Tasks and exercises.
1. List each function name that appears with trailing parentheses in the RCU callbacks thread, giving each name once.
2. Answer these questions using the RCU callbacks thread.
(a) What does Paul E. McKenney give as the first reason for running the whole rcu_do_batch() with BH disabled?
(b) What do the existing early-exit checks involve?
(c) On what date was the latest message in the thread sent?
3. Reproduce the text of the RCU callbacks thread between "On Tue, Dec 08, 2020 at 06:52:30PM" and "invocation of callbacks.", inclusive.

===== Reading passage =====

Re: One potential issue with concurrent execution of RCU callbacks...

"Paul E. McKenney" <paulmck@xxxxxxxxxx> · Tue, 8 Dec 2020 10:24:09 -0800

On Tue, Dec 08, 2020 at 06:52:30PM +0100, Frederic Weisbecker wrote:
> On Tue, Dec 08, 2020 at 09:19:27AM -0800, Paul E. McKenney wrote:
> > On Tue, Dec 08, 2020 at 04:54:57PM +0100, Frederic Weisbecker wrote:
> > > On Tue, Dec 08, 2020 at 06:58:10AM -0800, Paul E. McKenney wrote:
> > > > Hello, Frederic,
> > > > 
> > > > Boqun just asked if RCU callbacks ran in BH-disabled context to avoid
> > > > concurrent execution of the same callback.  Of course, this raises the
> > > > question of whether a self-posting callback can have two instances of
> > > > itself running concurrently while a CPU is in the process of transitioning
> > > > between softirq and rcuo invocation of callbacks.
> > > > 
> > > > I believe that the answer is "no" because BH-disabled context is
> > > > an implicit RCU read-side critical section.  Therefore, the initial
> > > > invocation of the RCU callback must complete in order for a new grace
> > > > period to complete, and a new grace period must complete before the
> > > > second invocation of that same callback to start.
> > > > 
> > > > Does that make sense, or am I missing something?
> > > 
> > > Sounds like a good explanation. But then why are we actually calling
> > > the entire rcu_do_batch() under BH-disabled context? Was it to quieten
> > > lockdep against rcu_callback_map ?
> > 
> > Inertia and lack of complaints about it.  ;-)
> > 
> > Plus when called from softirq, neither local_bh_disable() nor
> > rcu_read_lock() is necessary, and so represents pointless overhead.
> > 
> > > Wouldn't rcu_read_lock() around callbacks invocation be enough? Or is
> > > there another reason for the BH-disabled context that I'm missing?
> > 
> > There are likely to be callback functions that use spin_lock() instead
> > of spin_lock_bh() because they know that they are invoked in BH-disabled
> > context.
> 
> Ah right. So perhaps we can keep local_bh_disable() instead.
> 
> > But what does this change help?
> 
> It reduces the code scope running with BH disabled.
> Also narrowing down helps to understand what it actually protects.

I thought that you would call out unnecessarily delaying other softirq
handlers.  ;-)

But if such delays are a problem (and they might well be), then to
avoid them on non-rcu_nocb CPUs would instead/also require changing the
early-exit checks to check for other pending softirqs to the existing
checks involving time, need_resched, and idle.  At which point, entering and
exiting BH-disabled again doesn't help, other than your point about the
difference in BH-disabled scopes on rcu_nocb and non-rcu_nocb CPUs.

Would it make sense to exit rcu_do_batch() if more than some amount
of time had elapsed and there was some non-RCU softirq pending?

My guess is that the current tlimit checks in rcu_do_batch() make this
unnecessary.

Thoughts?

							Thanx, Paul

===== Excerpted records =====

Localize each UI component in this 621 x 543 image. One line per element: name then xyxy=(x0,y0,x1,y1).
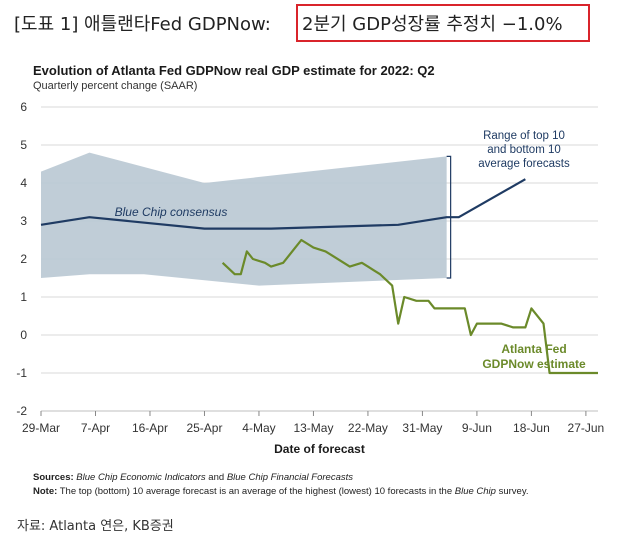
header-highlight-box xyxy=(296,4,590,42)
y-tick-label: 0 xyxy=(20,328,27,342)
sources-line: Sources: Blue Chip Economic Indicators a… xyxy=(33,471,529,485)
x-tick-label: 16-Apr xyxy=(132,421,168,435)
y-tick-label: 5 xyxy=(20,138,27,152)
bluechip-annotation: Blue Chip consensus xyxy=(115,205,228,219)
chart-subtitle: Quarterly percent change (SAAR) xyxy=(33,80,198,92)
sources-src1: Blue Chip Economic Indicators xyxy=(76,472,206,483)
gdpnow-annotation-line: GDPNow estimate xyxy=(482,357,586,371)
y-tick-label: 2 xyxy=(20,252,27,266)
note-end: survey. xyxy=(498,486,529,497)
note-italic: Blue Chip xyxy=(454,486,496,497)
x-tick-label: 13-May xyxy=(293,421,333,435)
x-tick-label: 25-Apr xyxy=(186,421,222,435)
range-annotation-line: average forecasts xyxy=(478,158,570,170)
sources-label: Sources: xyxy=(33,472,74,483)
x-tick-label: 31-May xyxy=(402,421,442,435)
x-tick-label: 27-Jun xyxy=(568,421,605,435)
range-bracket xyxy=(446,155,452,279)
note-line: Note: The top (bottom) 10 average foreca… xyxy=(33,485,529,499)
x-tick-label: 7-Apr xyxy=(81,421,110,435)
chart-title: Evolution of Atlanta Fed GDPNow real GDP… xyxy=(33,63,435,78)
header-prefix: [도표 1] 애틀랜타Fed GDPNow: xyxy=(14,14,271,35)
gdpnow-annotation-line: Atlanta Fed xyxy=(501,342,566,356)
x-tick-label: 9-Jun xyxy=(462,421,492,435)
x-tick-label: 22-May xyxy=(348,421,388,435)
x-axis-label: Date of forecast xyxy=(274,442,365,456)
y-tick-label: -1 xyxy=(16,366,27,380)
y-tick-label: 1 xyxy=(20,290,27,304)
y-tick-label: 6 xyxy=(20,100,27,114)
note-label: Note: xyxy=(33,486,58,497)
header-highlight: 2분기 GDP성장률 추정치 −1.0% xyxy=(302,14,563,35)
x-tick-label: 29-Mar xyxy=(22,421,60,435)
chart-notes: Sources: Blue Chip Economic Indicators a… xyxy=(33,471,529,499)
x-tick-label: 18-Jun xyxy=(513,421,550,435)
bluechip-consensus-line xyxy=(40,178,526,230)
range-annotation-line: Range of top 10 xyxy=(483,130,565,142)
y-tick-label: 4 xyxy=(20,176,27,190)
source-line: 자료: Atlanta 연은, KB증권 xyxy=(17,519,174,534)
sources-and: and xyxy=(205,472,227,483)
y-tick-label: 3 xyxy=(20,214,27,228)
range-annotation-line: and bottom 10 xyxy=(487,144,561,156)
y-tick-label: -2 xyxy=(16,404,27,418)
note-text: The top (bottom) 10 average forecast is … xyxy=(59,486,453,497)
gdpnow-estimate-line xyxy=(221,238,598,375)
forecast-range-band xyxy=(41,152,447,286)
x-tick-label: 4-May xyxy=(242,421,275,435)
sources-src2: Blue Chip Financial Forecasts xyxy=(226,472,354,483)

=====

Responses by task.
1. rcu_do_batch(), local_bh_disable(), rcu_read_lock(), spin_lock(), spin_lock_bh()

2.
(a) Inertia and lack of complaints about it.
(b) Time, need_resched, and idle.
(c) Tuesday, 8 December 2020.

3.
On Tue, Dec 08, 2020 at 06:52:30PM +0100, Frederic Weisbecker wrote:
> On Tue, Dec 08, 2020 at 09:19:27AM -0800, Paul E. McKenney wrote:
> > On Tue, Dec 08, 2020 at 04:54:57PM +0100, Frederic Weisbecker wrote:
> > > On Tue, Dec 08, 2020 at 06:58:10AM -0800, Paul E. McKenney wrote:
> > > > Hello, Frederic,
> > > > 
> > > > Boqun just asked if RCU callbacks ran in BH-disabled context to avoid
> > > > concurrent execution of the same callback.  Of course, this raises the
> > > > question of whether a self-posting callback can have two instances of
> > > > itself running concurrently while a CPU is in the process of transitioning
> > > > between softirq and rcuo invocation of callbacks.